EXERCISE => Select and reproduce each line of the listing below that bears the string "file".

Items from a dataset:
+++
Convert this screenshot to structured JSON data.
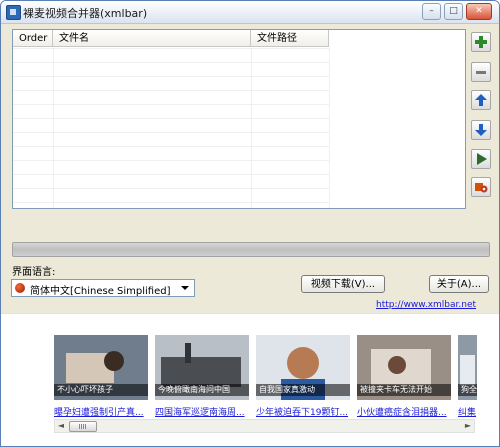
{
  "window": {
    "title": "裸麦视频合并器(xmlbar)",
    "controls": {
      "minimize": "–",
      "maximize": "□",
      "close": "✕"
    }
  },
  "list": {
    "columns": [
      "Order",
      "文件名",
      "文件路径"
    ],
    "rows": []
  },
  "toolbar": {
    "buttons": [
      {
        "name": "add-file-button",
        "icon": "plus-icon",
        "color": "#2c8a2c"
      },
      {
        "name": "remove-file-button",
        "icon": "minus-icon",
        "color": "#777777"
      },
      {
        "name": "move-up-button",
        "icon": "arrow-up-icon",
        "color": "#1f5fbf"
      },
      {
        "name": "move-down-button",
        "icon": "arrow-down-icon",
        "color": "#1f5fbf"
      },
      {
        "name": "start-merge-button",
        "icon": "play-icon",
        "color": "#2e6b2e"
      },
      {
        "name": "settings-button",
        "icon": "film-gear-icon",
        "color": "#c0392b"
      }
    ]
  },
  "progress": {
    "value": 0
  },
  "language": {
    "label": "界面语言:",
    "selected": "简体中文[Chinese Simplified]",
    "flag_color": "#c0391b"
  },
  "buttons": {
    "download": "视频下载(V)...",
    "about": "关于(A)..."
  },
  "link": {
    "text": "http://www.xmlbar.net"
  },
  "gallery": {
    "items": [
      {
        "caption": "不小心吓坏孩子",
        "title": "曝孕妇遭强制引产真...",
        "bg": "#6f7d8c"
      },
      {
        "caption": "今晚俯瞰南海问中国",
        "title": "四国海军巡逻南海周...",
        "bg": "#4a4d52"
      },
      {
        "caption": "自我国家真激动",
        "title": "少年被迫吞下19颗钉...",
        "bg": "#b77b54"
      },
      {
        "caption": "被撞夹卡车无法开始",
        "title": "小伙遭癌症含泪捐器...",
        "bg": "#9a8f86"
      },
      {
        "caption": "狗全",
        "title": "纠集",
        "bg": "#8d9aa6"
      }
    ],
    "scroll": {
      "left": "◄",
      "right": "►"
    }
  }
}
+++
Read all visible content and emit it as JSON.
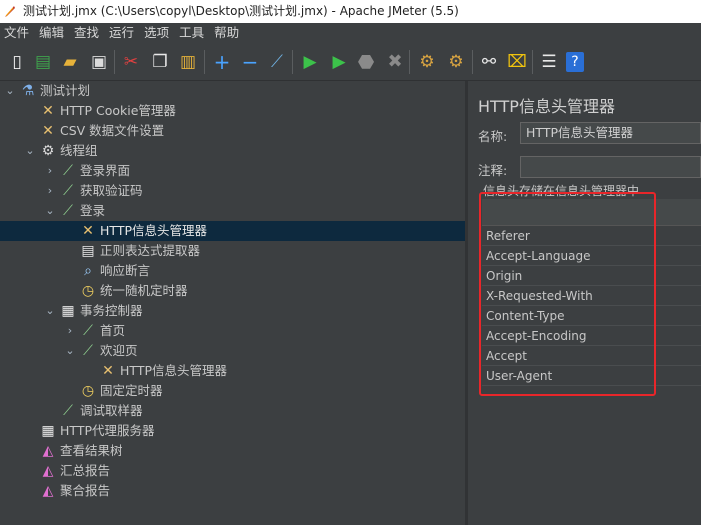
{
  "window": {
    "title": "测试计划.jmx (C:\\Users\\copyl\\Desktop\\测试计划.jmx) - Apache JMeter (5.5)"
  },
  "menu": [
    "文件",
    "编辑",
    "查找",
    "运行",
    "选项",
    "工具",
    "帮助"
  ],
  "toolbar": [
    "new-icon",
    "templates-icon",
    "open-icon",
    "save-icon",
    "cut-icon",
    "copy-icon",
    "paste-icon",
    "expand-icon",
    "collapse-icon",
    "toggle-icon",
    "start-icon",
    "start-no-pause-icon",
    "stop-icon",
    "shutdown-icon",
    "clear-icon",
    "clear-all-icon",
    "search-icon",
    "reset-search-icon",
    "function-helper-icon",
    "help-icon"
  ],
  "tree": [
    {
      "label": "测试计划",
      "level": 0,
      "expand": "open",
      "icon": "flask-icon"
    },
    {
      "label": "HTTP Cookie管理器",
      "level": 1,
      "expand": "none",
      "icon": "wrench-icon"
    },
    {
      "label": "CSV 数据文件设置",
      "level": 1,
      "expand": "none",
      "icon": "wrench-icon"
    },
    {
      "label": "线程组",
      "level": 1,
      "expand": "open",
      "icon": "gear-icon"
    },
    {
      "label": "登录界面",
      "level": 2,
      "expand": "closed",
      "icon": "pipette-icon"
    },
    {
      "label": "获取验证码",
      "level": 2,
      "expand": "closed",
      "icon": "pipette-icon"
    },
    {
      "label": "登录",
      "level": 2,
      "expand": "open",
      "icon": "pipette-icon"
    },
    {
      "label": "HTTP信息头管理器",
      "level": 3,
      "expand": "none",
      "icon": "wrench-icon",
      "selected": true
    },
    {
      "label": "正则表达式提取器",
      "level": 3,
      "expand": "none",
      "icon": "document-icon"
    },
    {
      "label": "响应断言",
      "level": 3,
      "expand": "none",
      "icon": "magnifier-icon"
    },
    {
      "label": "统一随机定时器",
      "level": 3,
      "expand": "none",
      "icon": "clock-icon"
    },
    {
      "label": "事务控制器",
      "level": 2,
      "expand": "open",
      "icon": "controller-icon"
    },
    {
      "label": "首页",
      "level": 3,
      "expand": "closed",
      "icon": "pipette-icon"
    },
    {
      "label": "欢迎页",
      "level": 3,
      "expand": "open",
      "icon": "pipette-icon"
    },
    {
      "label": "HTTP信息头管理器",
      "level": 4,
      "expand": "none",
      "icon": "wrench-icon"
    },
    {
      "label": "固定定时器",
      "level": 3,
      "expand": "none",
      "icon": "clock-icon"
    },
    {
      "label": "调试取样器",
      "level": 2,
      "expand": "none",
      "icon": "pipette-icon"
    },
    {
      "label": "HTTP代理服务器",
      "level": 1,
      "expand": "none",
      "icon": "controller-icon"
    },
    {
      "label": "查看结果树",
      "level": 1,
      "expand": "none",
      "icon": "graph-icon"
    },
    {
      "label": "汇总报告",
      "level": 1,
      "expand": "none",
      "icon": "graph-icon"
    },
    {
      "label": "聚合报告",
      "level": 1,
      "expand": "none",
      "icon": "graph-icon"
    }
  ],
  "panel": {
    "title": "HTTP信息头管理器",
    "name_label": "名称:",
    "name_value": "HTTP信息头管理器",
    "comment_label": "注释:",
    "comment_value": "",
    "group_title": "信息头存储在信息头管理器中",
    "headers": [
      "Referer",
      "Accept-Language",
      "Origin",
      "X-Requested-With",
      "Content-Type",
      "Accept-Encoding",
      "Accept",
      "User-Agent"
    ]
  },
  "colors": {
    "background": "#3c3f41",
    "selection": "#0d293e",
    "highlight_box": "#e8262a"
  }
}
+++
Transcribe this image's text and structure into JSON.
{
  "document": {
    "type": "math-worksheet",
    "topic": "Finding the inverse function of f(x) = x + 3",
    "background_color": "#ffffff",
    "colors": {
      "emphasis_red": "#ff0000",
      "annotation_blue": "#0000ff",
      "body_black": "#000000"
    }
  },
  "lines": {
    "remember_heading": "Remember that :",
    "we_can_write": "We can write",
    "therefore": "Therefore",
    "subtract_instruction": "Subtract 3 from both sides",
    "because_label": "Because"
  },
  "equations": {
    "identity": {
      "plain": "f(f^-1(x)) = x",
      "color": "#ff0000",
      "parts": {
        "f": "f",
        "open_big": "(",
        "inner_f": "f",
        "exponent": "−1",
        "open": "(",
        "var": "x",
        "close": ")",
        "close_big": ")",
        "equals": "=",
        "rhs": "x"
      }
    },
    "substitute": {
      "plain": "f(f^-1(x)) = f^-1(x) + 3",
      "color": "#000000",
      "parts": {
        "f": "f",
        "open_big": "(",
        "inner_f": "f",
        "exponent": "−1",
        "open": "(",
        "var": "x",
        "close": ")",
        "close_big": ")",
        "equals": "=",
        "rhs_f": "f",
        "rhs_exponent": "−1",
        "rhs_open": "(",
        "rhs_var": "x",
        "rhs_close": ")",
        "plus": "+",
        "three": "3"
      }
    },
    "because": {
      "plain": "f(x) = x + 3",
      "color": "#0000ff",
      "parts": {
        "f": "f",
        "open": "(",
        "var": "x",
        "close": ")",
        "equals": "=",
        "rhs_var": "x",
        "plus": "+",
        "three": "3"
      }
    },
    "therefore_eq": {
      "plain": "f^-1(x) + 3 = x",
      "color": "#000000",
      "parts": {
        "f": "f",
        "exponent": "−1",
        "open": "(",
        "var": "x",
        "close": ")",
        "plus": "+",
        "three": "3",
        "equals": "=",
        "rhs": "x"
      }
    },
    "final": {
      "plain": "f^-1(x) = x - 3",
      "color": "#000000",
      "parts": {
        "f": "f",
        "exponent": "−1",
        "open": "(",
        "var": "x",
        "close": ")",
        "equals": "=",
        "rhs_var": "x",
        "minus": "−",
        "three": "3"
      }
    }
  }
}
+++
REPLY =>
        "name": "add-file-button",
        "name": "remove-file-button",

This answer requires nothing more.